*** Data

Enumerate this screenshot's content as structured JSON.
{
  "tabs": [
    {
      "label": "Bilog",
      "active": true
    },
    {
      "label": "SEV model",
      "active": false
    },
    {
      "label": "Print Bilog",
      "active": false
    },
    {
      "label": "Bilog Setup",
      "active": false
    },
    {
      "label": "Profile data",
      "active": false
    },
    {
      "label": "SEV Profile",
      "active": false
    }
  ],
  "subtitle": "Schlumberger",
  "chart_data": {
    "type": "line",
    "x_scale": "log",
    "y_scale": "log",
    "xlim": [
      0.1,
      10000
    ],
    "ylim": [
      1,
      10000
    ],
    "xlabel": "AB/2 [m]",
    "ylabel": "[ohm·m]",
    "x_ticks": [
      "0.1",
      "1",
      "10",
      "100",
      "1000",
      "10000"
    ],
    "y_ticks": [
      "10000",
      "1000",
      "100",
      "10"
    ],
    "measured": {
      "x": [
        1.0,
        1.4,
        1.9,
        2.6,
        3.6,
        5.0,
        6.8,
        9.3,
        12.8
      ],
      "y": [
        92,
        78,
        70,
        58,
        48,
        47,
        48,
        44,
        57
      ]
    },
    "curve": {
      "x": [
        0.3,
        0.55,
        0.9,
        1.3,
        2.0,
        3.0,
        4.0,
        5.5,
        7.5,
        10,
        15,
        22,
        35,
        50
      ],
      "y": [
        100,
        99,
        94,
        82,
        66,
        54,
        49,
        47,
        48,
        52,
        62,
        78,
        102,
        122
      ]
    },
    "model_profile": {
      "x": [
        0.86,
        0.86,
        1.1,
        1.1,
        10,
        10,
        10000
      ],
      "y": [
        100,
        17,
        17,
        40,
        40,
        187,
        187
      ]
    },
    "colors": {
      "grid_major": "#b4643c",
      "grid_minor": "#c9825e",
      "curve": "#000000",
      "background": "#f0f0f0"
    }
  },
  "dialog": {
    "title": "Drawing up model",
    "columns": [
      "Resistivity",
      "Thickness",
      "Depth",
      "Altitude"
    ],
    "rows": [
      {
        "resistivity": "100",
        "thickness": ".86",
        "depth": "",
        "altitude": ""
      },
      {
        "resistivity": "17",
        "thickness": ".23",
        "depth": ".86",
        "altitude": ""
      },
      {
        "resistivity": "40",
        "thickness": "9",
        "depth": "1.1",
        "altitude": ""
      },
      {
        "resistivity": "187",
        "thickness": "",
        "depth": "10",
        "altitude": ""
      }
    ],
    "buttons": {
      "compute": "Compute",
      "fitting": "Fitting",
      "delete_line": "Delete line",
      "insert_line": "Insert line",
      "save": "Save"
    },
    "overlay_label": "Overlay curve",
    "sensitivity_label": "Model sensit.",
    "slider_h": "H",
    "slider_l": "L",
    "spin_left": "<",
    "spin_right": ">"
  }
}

******

▸ **Written problem**: Write out the entries above once more, without altering anything.

▸ **Result of the exercise**:
Enumerate this screenshot's content as structured JSON.
{
  "tabs": [
    {
      "label": "Bilog",
      "active": true
    },
    {
      "label": "SEV model",
      "active": false
    },
    {
      "label": "Print Bilog",
      "active": false
    },
    {
      "label": "Bilog Setup",
      "active": false
    },
    {
      "label": "Profile data",
      "active": false
    },
    {
      "label": "SEV Profile",
      "active": false
    }
  ],
  "subtitle": "Schlumberger",
  "chart_data": {
    "type": "line",
    "x_scale": "log",
    "y_scale": "log",
    "xlim": [
      0.1,
      10000
    ],
    "ylim": [
      1,
      10000
    ],
    "xlabel": "AB/2 [m]",
    "ylabel": "[ohm·m]",
    "x_ticks": [
      "0.1",
      "1",
      "10",
      "100",
      "1000",
      "10000"
    ],
    "y_ticks": [
      "10000",
      "1000",
      "100",
      "10"
    ],
    "measured": {
      "x": [
        1.0,
        1.4,
        1.9,
        2.6,
        3.6,
        5.0,
        6.8,
        9.3,
        12.8
      ],
      "y": [
        92,
        78,
        70,
        58,
        48,
        47,
        48,
        44,
        57
      ]
    },
    "curve": {
      "x": [
        0.3,
        0.55,
        0.9,
        1.3,
        2.0,
        3.0,
        4.0,
        5.5,
        7.5,
        10,
        15,
        22,
        35,
        50
      ],
      "y": [
        100,
        99,
        94,
        82,
        66,
        54,
        49,
        47,
        48,
        52,
        62,
        78,
        102,
        122
      ]
    },
    "model_profile": {
      "x": [
        0.86,
        0.86,
        1.1,
        1.1,
        10,
        10,
        10000
      ],
      "y": [
        100,
        17,
        17,
        40,
        40,
        187,
        187
      ]
    },
    "colors": {
      "grid_major": "#b4643c",
      "grid_minor": "#c9825e",
      "curve": "#000000",
      "background": "#f0f0f0"
    }
  },
  "dialog": {
    "title": "Drawing up model",
    "columns": [
      "Resistivity",
      "Thickness",
      "Depth",
      "Altitude"
    ],
    "rows": [
      {
        "resistivity": "100",
        "thickness": ".86",
        "depth": "",
        "altitude": ""
      },
      {
        "resistivity": "17",
        "thickness": ".23",
        "depth": ".86",
        "altitude": ""
      },
      {
        "resistivity": "40",
        "thickness": "9",
        "depth": "1.1",
        "altitude": ""
      },
      {
        "resistivity": "187",
        "thickness": "",
        "depth": "10",
        "altitude": ""
      }
    ],
    "buttons": {
      "compute": "Compute",
      "fitting": "Fitting",
      "delete_line": "Delete line",
      "insert_line": "Insert line",
      "save": "Save"
    },
    "overlay_label": "Overlay curve",
    "sensitivity_label": "Model sensit.",
    "slider_h": "H",
    "slider_l": "L",
    "spin_left": "<",
    "spin_right": ">"
  }
}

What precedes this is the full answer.